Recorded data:

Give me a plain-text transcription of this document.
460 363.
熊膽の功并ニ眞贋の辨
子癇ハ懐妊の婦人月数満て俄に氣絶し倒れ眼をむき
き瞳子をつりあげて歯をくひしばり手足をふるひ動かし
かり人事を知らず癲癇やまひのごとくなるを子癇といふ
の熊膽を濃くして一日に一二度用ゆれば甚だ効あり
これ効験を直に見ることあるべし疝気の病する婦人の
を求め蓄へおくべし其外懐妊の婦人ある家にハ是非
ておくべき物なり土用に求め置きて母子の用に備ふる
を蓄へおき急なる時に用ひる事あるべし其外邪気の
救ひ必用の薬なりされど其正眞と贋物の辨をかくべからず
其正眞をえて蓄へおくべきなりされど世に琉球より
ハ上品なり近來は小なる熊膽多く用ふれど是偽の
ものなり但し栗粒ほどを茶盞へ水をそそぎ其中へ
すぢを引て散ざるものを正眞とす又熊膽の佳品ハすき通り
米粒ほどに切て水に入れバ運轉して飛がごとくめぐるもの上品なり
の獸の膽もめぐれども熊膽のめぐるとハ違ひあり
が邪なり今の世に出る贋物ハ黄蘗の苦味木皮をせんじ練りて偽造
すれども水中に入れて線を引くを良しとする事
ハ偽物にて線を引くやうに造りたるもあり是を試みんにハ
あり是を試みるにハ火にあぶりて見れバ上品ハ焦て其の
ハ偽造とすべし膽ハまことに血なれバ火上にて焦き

Set task: Nothing should be left out: return all of the records exactly.

Completed task:
Give me a plain-text transcription of this document.
460 363.
熊膽の功并ニ眞贋の辨
子癇ハ懐妊の婦人月数満て俄に氣絶し倒れ眼をむき
き瞳子をつりあげて歯をくひしばり手足をふるひ動かし
かり人事を知らず癲癇やまひのごとくなるを子癇といふ
の熊膽を濃くして一日に一二度用ゆれば甚だ効あり
これ効験を直に見ることあるべし疝気の病する婦人の
を求め蓄へおくべし其外懐妊の婦人ある家にハ是非
ておくべき物なり土用に求め置きて母子の用に備ふる
を蓄へおき急なる時に用ひる事あるべし其外邪気の
救ひ必用の薬なりされど其正眞と贋物の辨をかくべからず
其正眞をえて蓄へおくべきなりされど世に琉球より
ハ上品なり近來は小なる熊膽多く用ふれど是偽の
ものなり但し栗粒ほどを茶盞へ水をそそぎ其中へ
すぢを引て散ざるものを正眞とす又熊膽の佳品ハすき通り
米粒ほどに切て水に入れバ運轉して飛がごとくめぐるもの上品なり
の獸の膽もめぐれども熊膽のめぐるとハ違ひあり
が邪なり今の世に出る贋物ハ黄蘗の苦味木皮をせんじ練りて偽造
すれども水中に入れて線を引くを良しとする事
ハ偽物にて線を引くやうに造りたるもあり是を試みんにハ
あり是を試みるにハ火にあぶりて見れバ上品ハ焦て其の
ハ偽造とすべし膽ハまことに血なれバ火上にて焦き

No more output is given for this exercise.